● Task directions
From the listing that follows, output everything exactly except the pictures.

——————————

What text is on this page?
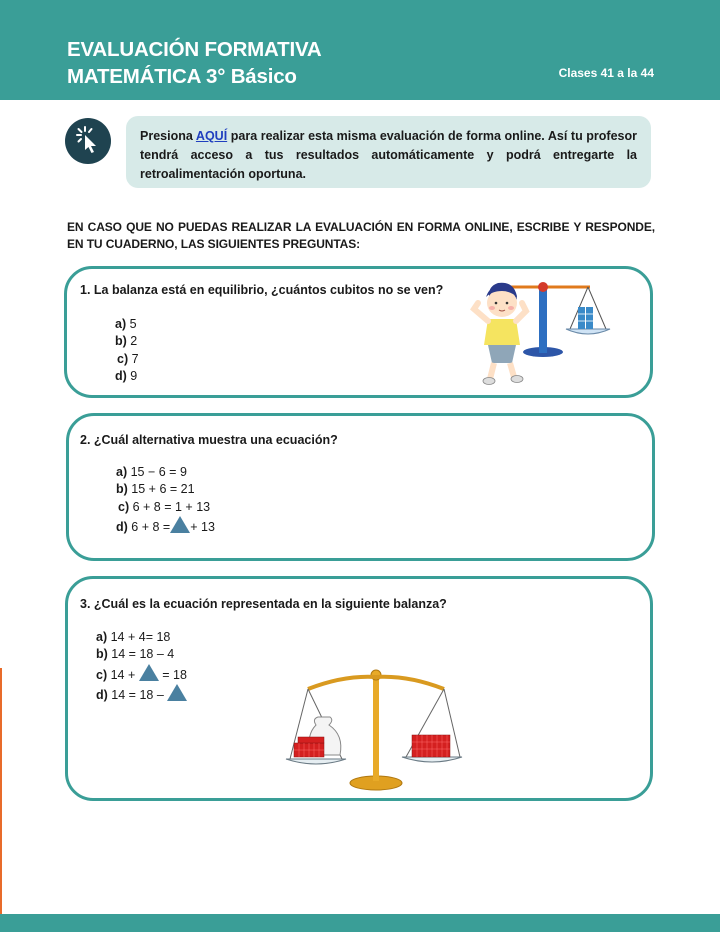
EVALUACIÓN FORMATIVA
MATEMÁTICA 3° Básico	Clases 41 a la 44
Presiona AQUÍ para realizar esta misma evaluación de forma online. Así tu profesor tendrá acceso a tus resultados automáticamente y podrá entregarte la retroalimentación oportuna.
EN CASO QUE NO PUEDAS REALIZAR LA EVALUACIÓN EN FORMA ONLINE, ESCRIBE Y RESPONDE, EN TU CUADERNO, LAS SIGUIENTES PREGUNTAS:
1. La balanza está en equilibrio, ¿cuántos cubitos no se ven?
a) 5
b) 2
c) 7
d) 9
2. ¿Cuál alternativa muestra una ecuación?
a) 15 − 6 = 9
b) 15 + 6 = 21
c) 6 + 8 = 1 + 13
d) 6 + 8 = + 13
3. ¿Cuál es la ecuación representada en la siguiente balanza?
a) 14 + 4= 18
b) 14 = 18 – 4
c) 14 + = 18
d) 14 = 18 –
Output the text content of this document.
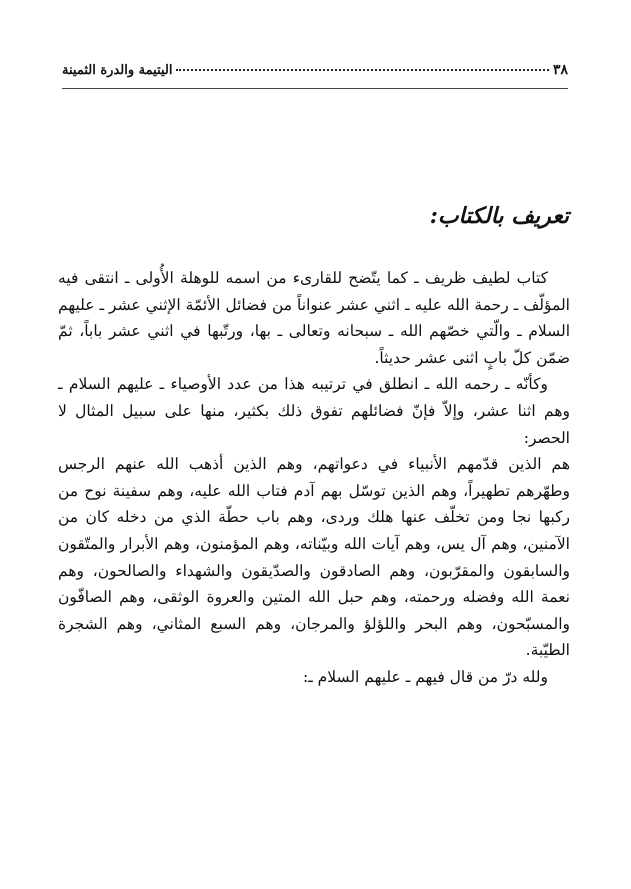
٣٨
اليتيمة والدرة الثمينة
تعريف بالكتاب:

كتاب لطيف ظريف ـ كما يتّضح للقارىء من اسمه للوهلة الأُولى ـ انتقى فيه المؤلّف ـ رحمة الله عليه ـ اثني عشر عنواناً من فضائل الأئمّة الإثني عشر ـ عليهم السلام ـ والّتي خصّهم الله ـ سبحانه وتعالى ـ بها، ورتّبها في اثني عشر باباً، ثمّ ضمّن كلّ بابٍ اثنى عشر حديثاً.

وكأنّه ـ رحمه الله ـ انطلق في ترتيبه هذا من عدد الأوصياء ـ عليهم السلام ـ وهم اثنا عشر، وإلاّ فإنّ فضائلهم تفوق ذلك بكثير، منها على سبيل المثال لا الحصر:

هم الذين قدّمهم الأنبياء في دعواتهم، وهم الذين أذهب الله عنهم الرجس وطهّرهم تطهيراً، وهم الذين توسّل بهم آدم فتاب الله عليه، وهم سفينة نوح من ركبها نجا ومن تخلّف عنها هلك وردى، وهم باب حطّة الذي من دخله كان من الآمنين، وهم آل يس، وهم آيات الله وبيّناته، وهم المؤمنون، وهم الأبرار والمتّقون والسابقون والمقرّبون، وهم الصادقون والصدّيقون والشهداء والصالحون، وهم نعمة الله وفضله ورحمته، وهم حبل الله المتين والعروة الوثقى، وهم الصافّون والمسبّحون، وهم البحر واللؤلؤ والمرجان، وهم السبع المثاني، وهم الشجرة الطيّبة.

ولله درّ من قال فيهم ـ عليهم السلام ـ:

——————————

● Exercise solution
What text is on this page?
EVALUACIÓN FORMATIVA
MATEMÁTICA 3° Básico	Clases 41 a la 44
Presiona AQUÍ para realizar esta misma evaluación de forma online. Así tu profesor tendrá acceso a tus resultados automáticamente y podrá entregarte la retroalimentación oportuna.
EN CASO QUE NO PUEDAS REALIZAR LA EVALUACIÓN EN FORMA ONLINE, ESCRIBE Y RESPONDE, EN TU CUADERNO, LAS SIGUIENTES PREGUNTAS:
1. La balanza está en equilibrio, ¿cuántos cubitos no se ven?
a) 5
b) 2
c) 7
d) 9
2. ¿Cuál alternativa muestra una ecuación?
a) 15 − 6 = 9
b) 15 + 6 = 21
c) 6 + 8 = 1 + 13
d) 6 + 8 = + 13
3. ¿Cuál es la ecuación representada en la siguiente balanza?
a) 14 + 4= 18
b) 14 = 18 – 4
c) 14 + = 18
d) 14 = 18 –
Output the text content of this document.
٣٨
اليتيمة والدرة الثمينة
تعريف بالكتاب:

كتاب لطيف ظريف ـ كما يتّضح للقارىء من اسمه للوهلة الأُولى ـ انتقى فيه المؤلّف ـ رحمة الله عليه ـ اثني عشر عنواناً من فضائل الأئمّة الإثني عشر ـ عليهم السلام ـ والّتي خصّهم الله ـ سبحانه وتعالى ـ بها، ورتّبها في اثني عشر باباً، ثمّ ضمّن كلّ بابٍ اثنى عشر حديثاً.

وكأنّه ـ رحمه الله ـ انطلق في ترتيبه هذا من عدد الأوصياء ـ عليهم السلام ـ وهم اثنا عشر، وإلاّ فإنّ فضائلهم تفوق ذلك بكثير، منها على سبيل المثال لا الحصر:

هم الذين قدّمهم الأنبياء في دعواتهم، وهم الذين أذهب الله عنهم الرجس وطهّرهم تطهيراً، وهم الذين توسّل بهم آدم فتاب الله عليه، وهم سفينة نوح من ركبها نجا ومن تخلّف عنها هلك وردى، وهم باب حطّة الذي من دخله كان من الآمنين، وهم آل يس، وهم آيات الله وبيّناته، وهم المؤمنون، وهم الأبرار والمتّقون والسابقون والمقرّبون، وهم الصادقون والصدّيقون والشهداء والصالحون، وهم نعمة الله وفضله ورحمته، وهم حبل الله المتين والعروة الوثقى، وهم الصافّون والمسبّحون، وهم البحر واللؤلؤ والمرجان، وهم السبع المثاني، وهم الشجرة الطيّبة.

ولله درّ من قال فيهم ـ عليهم السلام ـ:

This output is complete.